Task directions
Transcribe the records that follow in their entirety, omitting any pictures.

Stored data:
========================================================================

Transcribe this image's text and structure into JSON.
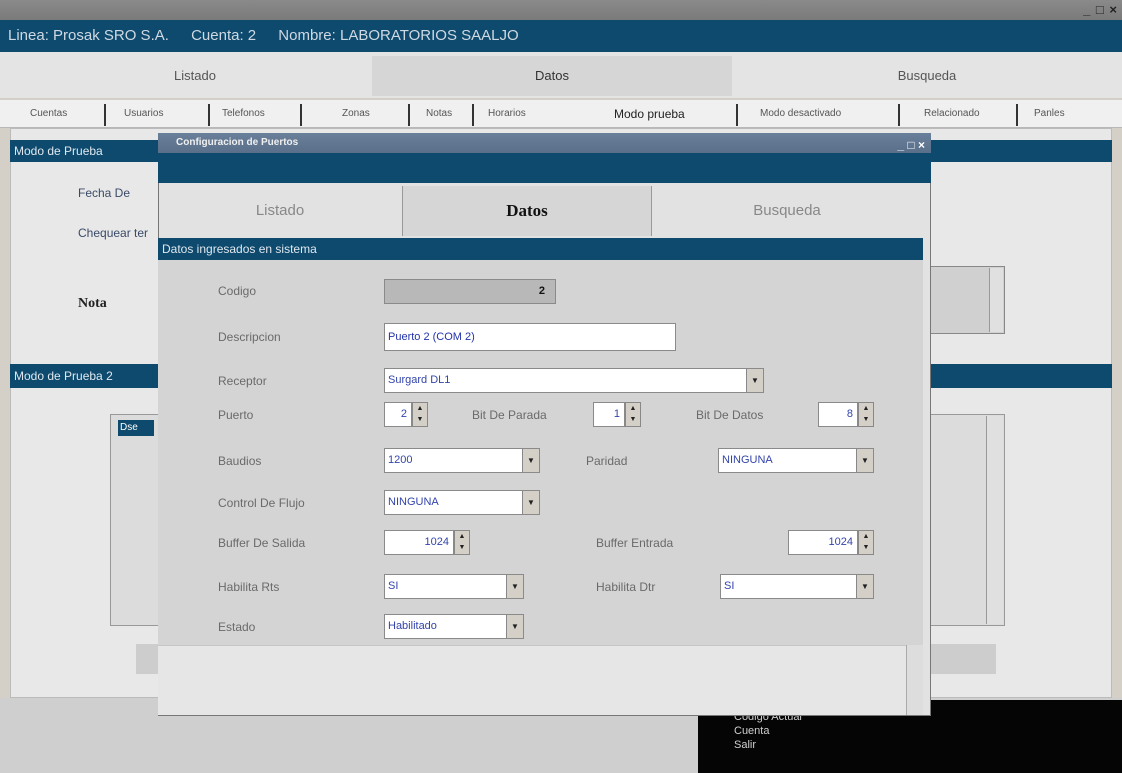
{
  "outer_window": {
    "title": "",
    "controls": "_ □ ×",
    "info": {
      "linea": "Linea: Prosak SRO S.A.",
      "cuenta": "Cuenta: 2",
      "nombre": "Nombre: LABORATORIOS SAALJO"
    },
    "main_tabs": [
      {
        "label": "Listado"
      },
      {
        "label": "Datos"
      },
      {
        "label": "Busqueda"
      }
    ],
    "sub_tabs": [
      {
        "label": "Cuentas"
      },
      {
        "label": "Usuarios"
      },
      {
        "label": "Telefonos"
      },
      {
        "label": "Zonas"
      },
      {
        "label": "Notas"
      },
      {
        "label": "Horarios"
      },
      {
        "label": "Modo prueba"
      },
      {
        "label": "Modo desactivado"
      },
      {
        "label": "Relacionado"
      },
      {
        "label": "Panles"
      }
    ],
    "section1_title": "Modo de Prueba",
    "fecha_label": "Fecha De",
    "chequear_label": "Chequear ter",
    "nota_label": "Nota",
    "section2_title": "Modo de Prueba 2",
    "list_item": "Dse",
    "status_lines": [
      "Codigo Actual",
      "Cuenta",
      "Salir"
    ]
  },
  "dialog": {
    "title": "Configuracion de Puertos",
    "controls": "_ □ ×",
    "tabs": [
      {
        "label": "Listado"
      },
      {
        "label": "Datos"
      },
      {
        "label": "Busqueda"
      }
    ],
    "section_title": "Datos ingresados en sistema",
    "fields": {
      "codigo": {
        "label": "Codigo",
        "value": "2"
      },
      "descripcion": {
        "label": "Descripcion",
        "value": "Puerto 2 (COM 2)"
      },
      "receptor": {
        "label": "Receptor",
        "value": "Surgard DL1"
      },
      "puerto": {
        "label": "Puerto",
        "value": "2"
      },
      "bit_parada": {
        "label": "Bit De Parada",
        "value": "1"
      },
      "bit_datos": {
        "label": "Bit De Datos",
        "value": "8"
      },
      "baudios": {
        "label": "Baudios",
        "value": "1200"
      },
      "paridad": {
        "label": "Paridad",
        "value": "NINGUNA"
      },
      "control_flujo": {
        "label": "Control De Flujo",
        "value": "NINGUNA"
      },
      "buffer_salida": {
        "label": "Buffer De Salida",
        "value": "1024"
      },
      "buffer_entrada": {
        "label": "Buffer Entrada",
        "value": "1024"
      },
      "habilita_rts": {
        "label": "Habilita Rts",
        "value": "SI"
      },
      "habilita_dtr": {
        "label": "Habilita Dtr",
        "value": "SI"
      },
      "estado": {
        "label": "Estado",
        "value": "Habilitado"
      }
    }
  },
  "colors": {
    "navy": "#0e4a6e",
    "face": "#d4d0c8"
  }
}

========================================================================

Complete response
Transcribe this image's text and structure into JSON.
{
  "outer_window": {
    "title": "",
    "controls": "_ □ ×",
    "info": {
      "linea": "Linea: Prosak SRO S.A.",
      "cuenta": "Cuenta: 2",
      "nombre": "Nombre: LABORATORIOS SAALJO"
    },
    "main_tabs": [
      {
        "label": "Listado"
      },
      {
        "label": "Datos"
      },
      {
        "label": "Busqueda"
      }
    ],
    "sub_tabs": [
      {
        "label": "Cuentas"
      },
      {
        "label": "Usuarios"
      },
      {
        "label": "Telefonos"
      },
      {
        "label": "Zonas"
      },
      {
        "label": "Notas"
      },
      {
        "label": "Horarios"
      },
      {
        "label": "Modo prueba"
      },
      {
        "label": "Modo desactivado"
      },
      {
        "label": "Relacionado"
      },
      {
        "label": "Panles"
      }
    ],
    "section1_title": "Modo de Prueba",
    "fecha_label": "Fecha De",
    "chequear_label": "Chequear ter",
    "nota_label": "Nota",
    "section2_title": "Modo de Prueba 2",
    "list_item": "Dse",
    "status_lines": [
      "Codigo Actual",
      "Cuenta",
      "Salir"
    ]
  },
  "dialog": {
    "title": "Configuracion de Puertos",
    "controls": "_ □ ×",
    "tabs": [
      {
        "label": "Listado"
      },
      {
        "label": "Datos"
      },
      {
        "label": "Busqueda"
      }
    ],
    "section_title": "Datos ingresados en sistema",
    "fields": {
      "codigo": {
        "label": "Codigo",
        "value": "2"
      },
      "descripcion": {
        "label": "Descripcion",
        "value": "Puerto 2 (COM 2)"
      },
      "receptor": {
        "label": "Receptor",
        "value": "Surgard DL1"
      },
      "puerto": {
        "label": "Puerto",
        "value": "2"
      },
      "bit_parada": {
        "label": "Bit De Parada",
        "value": "1"
      },
      "bit_datos": {
        "label": "Bit De Datos",
        "value": "8"
      },
      "baudios": {
        "label": "Baudios",
        "value": "1200"
      },
      "paridad": {
        "label": "Paridad",
        "value": "NINGUNA"
      },
      "control_flujo": {
        "label": "Control De Flujo",
        "value": "NINGUNA"
      },
      "buffer_salida": {
        "label": "Buffer De Salida",
        "value": "1024"
      },
      "buffer_entrada": {
        "label": "Buffer Entrada",
        "value": "1024"
      },
      "habilita_rts": {
        "label": "Habilita Rts",
        "value": "SI"
      },
      "habilita_dtr": {
        "label": "Habilita Dtr",
        "value": "SI"
      },
      "estado": {
        "label": "Estado",
        "value": "Habilitado"
      }
    }
  },
  "colors": {
    "navy": "#0e4a6e",
    "face": "#d4d0c8"
  }
}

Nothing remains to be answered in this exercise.